(Dataset records)

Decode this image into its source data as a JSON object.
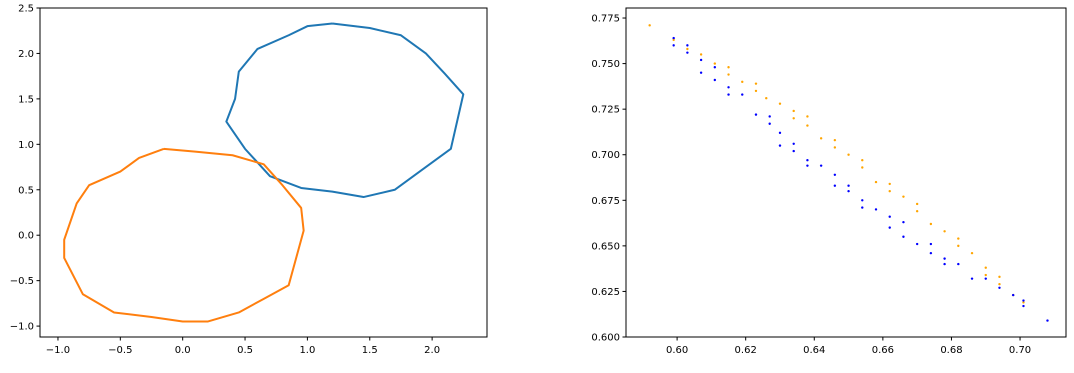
{
  "chart_data": [
    {
      "type": "line",
      "xlim": [
        -1.144,
        2.44
      ],
      "ylim": [
        -1.12,
        2.5
      ],
      "xticks": [
        {
          "value": -1.0,
          "label": "−1.0"
        },
        {
          "value": -0.5,
          "label": "−0.5"
        },
        {
          "value": 0.0,
          "label": "0.0"
        },
        {
          "value": 0.5,
          "label": "0.5"
        },
        {
          "value": 1.0,
          "label": "1.0"
        },
        {
          "value": 1.5,
          "label": "1.5"
        },
        {
          "value": 2.0,
          "label": "2.0"
        }
      ],
      "yticks": [
        {
          "value": -1.0,
          "label": "−1.0"
        },
        {
          "value": -0.5,
          "label": "−0.5"
        },
        {
          "value": 0.0,
          "label": "0.0"
        },
        {
          "value": 0.5,
          "label": "0.5"
        },
        {
          "value": 1.0,
          "label": "1.0"
        },
        {
          "value": 1.5,
          "label": "1.5"
        },
        {
          "value": 2.0,
          "label": "2.0"
        },
        {
          "value": 2.5,
          "label": "2.5"
        }
      ],
      "series": [
        {
          "color": "#1f77b4",
          "x": [
            1.2,
            1.5,
            1.75,
            1.95,
            2.1,
            2.25,
            2.2,
            2.15,
            1.9,
            1.7,
            1.45,
            1.2,
            0.95,
            0.7,
            0.5,
            0.35,
            0.42,
            0.45,
            0.6,
            0.85,
            1.0,
            1.2
          ],
          "values": [
            2.33,
            2.28,
            2.2,
            2.0,
            1.78,
            1.55,
            1.25,
            0.95,
            0.7,
            0.5,
            0.42,
            0.48,
            0.52,
            0.65,
            0.95,
            1.25,
            1.5,
            1.8,
            2.05,
            2.2,
            2.3,
            2.33
          ]
        },
        {
          "color": "#ff7f0e",
          "x": [
            -0.15,
            0.1,
            0.4,
            0.65,
            0.8,
            0.95,
            0.97,
            0.9,
            0.85,
            0.65,
            0.45,
            0.2,
            0.0,
            -0.25,
            -0.55,
            -0.8,
            -0.95,
            -0.95,
            -0.85,
            -0.75,
            -0.5,
            -0.35,
            -0.15
          ],
          "values": [
            0.95,
            0.92,
            0.88,
            0.78,
            0.55,
            0.3,
            0.05,
            -0.3,
            -0.55,
            -0.7,
            -0.85,
            -0.95,
            -0.95,
            -0.9,
            -0.85,
            -0.65,
            -0.25,
            -0.05,
            0.35,
            0.55,
            0.7,
            0.85,
            0.95
          ]
        }
      ]
    },
    {
      "type": "scatter",
      "xlim": [
        0.5851,
        0.7134
      ],
      "ylim": [
        0.6,
        0.7805
      ],
      "xticks": [
        {
          "value": 0.6,
          "label": "0.60"
        },
        {
          "value": 0.62,
          "label": "0.62"
        },
        {
          "value": 0.64,
          "label": "0.64"
        },
        {
          "value": 0.66,
          "label": "0.66"
        },
        {
          "value": 0.68,
          "label": "0.68"
        },
        {
          "value": 0.7,
          "label": "0.70"
        }
      ],
      "yticks": [
        {
          "value": 0.6,
          "label": "0.600"
        },
        {
          "value": 0.625,
          "label": "0.625"
        },
        {
          "value": 0.65,
          "label": "0.650"
        },
        {
          "value": 0.675,
          "label": "0.675"
        },
        {
          "value": 0.7,
          "label": "0.700"
        },
        {
          "value": 0.725,
          "label": "0.725"
        },
        {
          "value": 0.75,
          "label": "0.750"
        },
        {
          "value": 0.775,
          "label": "0.775"
        }
      ],
      "series": [
        {
          "color": "#ffa500",
          "x": [
            0.592,
            0.599,
            0.603,
            0.607,
            0.611,
            0.615,
            0.615,
            0.619,
            0.623,
            0.623,
            0.626,
            0.63,
            0.634,
            0.634,
            0.638,
            0.638,
            0.642,
            0.646,
            0.646,
            0.65,
            0.654,
            0.654,
            0.658,
            0.662,
            0.662,
            0.666,
            0.67,
            0.67,
            0.674,
            0.678,
            0.682,
            0.682,
            0.686,
            0.69,
            0.69,
            0.694,
            0.694,
            0.698,
            0.701
          ],
          "values": [
            0.771,
            0.763,
            0.758,
            0.755,
            0.75,
            0.748,
            0.744,
            0.74,
            0.739,
            0.735,
            0.731,
            0.728,
            0.724,
            0.72,
            0.721,
            0.716,
            0.709,
            0.708,
            0.704,
            0.7,
            0.697,
            0.693,
            0.685,
            0.684,
            0.68,
            0.677,
            0.673,
            0.669,
            0.662,
            0.658,
            0.654,
            0.65,
            0.646,
            0.638,
            0.634,
            0.633,
            0.629,
            0.623,
            0.619
          ]
        },
        {
          "color": "#0000ff",
          "x": [
            0.599,
            0.599,
            0.603,
            0.603,
            0.607,
            0.607,
            0.611,
            0.611,
            0.615,
            0.615,
            0.619,
            0.623,
            0.627,
            0.627,
            0.63,
            0.63,
            0.634,
            0.634,
            0.638,
            0.638,
            0.642,
            0.646,
            0.646,
            0.65,
            0.65,
            0.654,
            0.654,
            0.658,
            0.662,
            0.662,
            0.666,
            0.666,
            0.67,
            0.674,
            0.674,
            0.678,
            0.678,
            0.682,
            0.686,
            0.69,
            0.694,
            0.698,
            0.701,
            0.701,
            0.708
          ],
          "values": [
            0.764,
            0.76,
            0.76,
            0.756,
            0.752,
            0.745,
            0.748,
            0.741,
            0.737,
            0.733,
            0.733,
            0.722,
            0.721,
            0.717,
            0.712,
            0.705,
            0.706,
            0.702,
            0.697,
            0.694,
            0.694,
            0.689,
            0.683,
            0.683,
            0.68,
            0.675,
            0.671,
            0.67,
            0.666,
            0.66,
            0.663,
            0.655,
            0.651,
            0.651,
            0.646,
            0.643,
            0.64,
            0.64,
            0.632,
            0.632,
            0.627,
            0.623,
            0.62,
            0.617,
            0.609
          ]
        }
      ]
    }
  ]
}
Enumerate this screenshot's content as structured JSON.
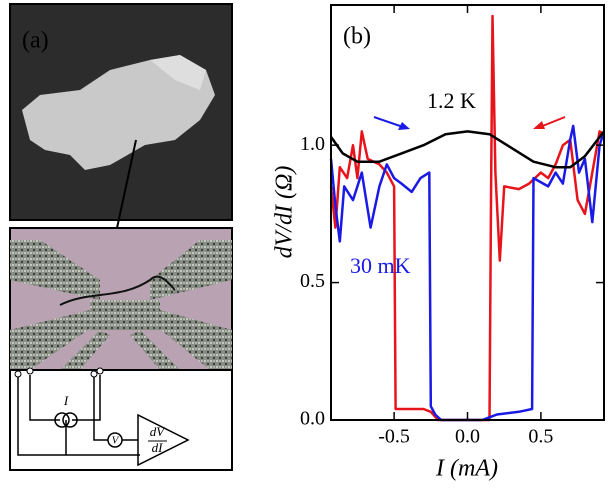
{
  "panel_a": {
    "label": "(a)",
    "circuit_labels": [
      "I",
      "V",
      "dV",
      "dI"
    ]
  },
  "chart_data": {
    "type": "line",
    "panel_label": "(b)",
    "x_label": "I (mA)",
    "y_label": "dV/dI (Ω)",
    "xlim": [
      -0.93,
      0.93
    ],
    "ylim": [
      0,
      1.51
    ],
    "xticks": [
      -0.5,
      {
        "value": 0,
        "label": "0.0"
      },
      0.5
    ],
    "yticks": [
      {
        "value": 0,
        "label": "0.0"
      },
      0.5,
      {
        "value": 1,
        "label": "1.0"
      }
    ],
    "series": [
      {
        "color": "#e8141c",
        "x": [
          -0.93,
          -0.9,
          -0.87,
          -0.82,
          -0.78,
          -0.75,
          -0.72,
          -0.68,
          -0.6,
          -0.55,
          -0.5,
          -0.49,
          -0.3,
          -0.25,
          -0.2,
          0.0,
          0.15,
          0.16,
          0.17,
          0.19,
          0.22,
          0.25,
          0.35,
          0.42,
          0.5,
          0.55,
          0.6,
          0.65,
          0.7,
          0.75,
          0.8,
          0.85,
          0.9,
          0.93
        ],
        "values": [
          0.85,
          0.7,
          0.92,
          0.88,
          1.0,
          0.88,
          1.05,
          0.95,
          0.93,
          0.9,
          0.85,
          0.04,
          0.04,
          0.03,
          0.0,
          0.0,
          0.0,
          0.8,
          1.47,
          0.9,
          0.58,
          0.85,
          0.84,
          0.86,
          0.9,
          0.88,
          0.93,
          1.0,
          1.02,
          0.8,
          0.75,
          0.9,
          1.05,
          1.04
        ]
      },
      {
        "name": "30 mK",
        "color": "#1a1ae6",
        "x": [
          -0.93,
          -0.9,
          -0.87,
          -0.84,
          -0.78,
          -0.72,
          -0.66,
          -0.6,
          -0.55,
          -0.5,
          -0.45,
          -0.38,
          -0.32,
          -0.26,
          -0.25,
          -0.22,
          -0.18,
          0.1,
          0.15,
          0.2,
          0.35,
          0.44,
          0.45,
          0.55,
          0.6,
          0.65,
          0.7,
          0.72,
          0.76,
          0.8,
          0.85,
          0.9,
          0.93
        ],
        "values": [
          0.95,
          0.78,
          0.65,
          0.85,
          0.8,
          0.9,
          0.7,
          0.85,
          0.93,
          0.88,
          0.86,
          0.83,
          0.88,
          0.9,
          0.05,
          0.02,
          0.0,
          0.0,
          0.01,
          0.02,
          0.03,
          0.04,
          0.88,
          0.85,
          0.9,
          0.86,
          1.02,
          1.07,
          0.9,
          0.95,
          0.72,
          1.0,
          1.05
        ]
      },
      {
        "name": "1.2 K",
        "color": "#000000",
        "x": [
          -0.93,
          -0.85,
          -0.75,
          -0.6,
          -0.45,
          -0.3,
          -0.15,
          0.0,
          0.15,
          0.3,
          0.45,
          0.6,
          0.7,
          0.8,
          0.93
        ],
        "values": [
          1.03,
          0.97,
          0.94,
          0.94,
          0.97,
          1.0,
          1.04,
          1.05,
          1.04,
          0.99,
          0.94,
          0.92,
          0.92,
          0.96,
          1.05
        ]
      }
    ]
  }
}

*Task to carry out*. Search the data for the word "this" and copy each line where it appears.

*Exercise response*.
Decode this image into its source data as a JSON object.
Enumerate this screenshot's content as structured JSON.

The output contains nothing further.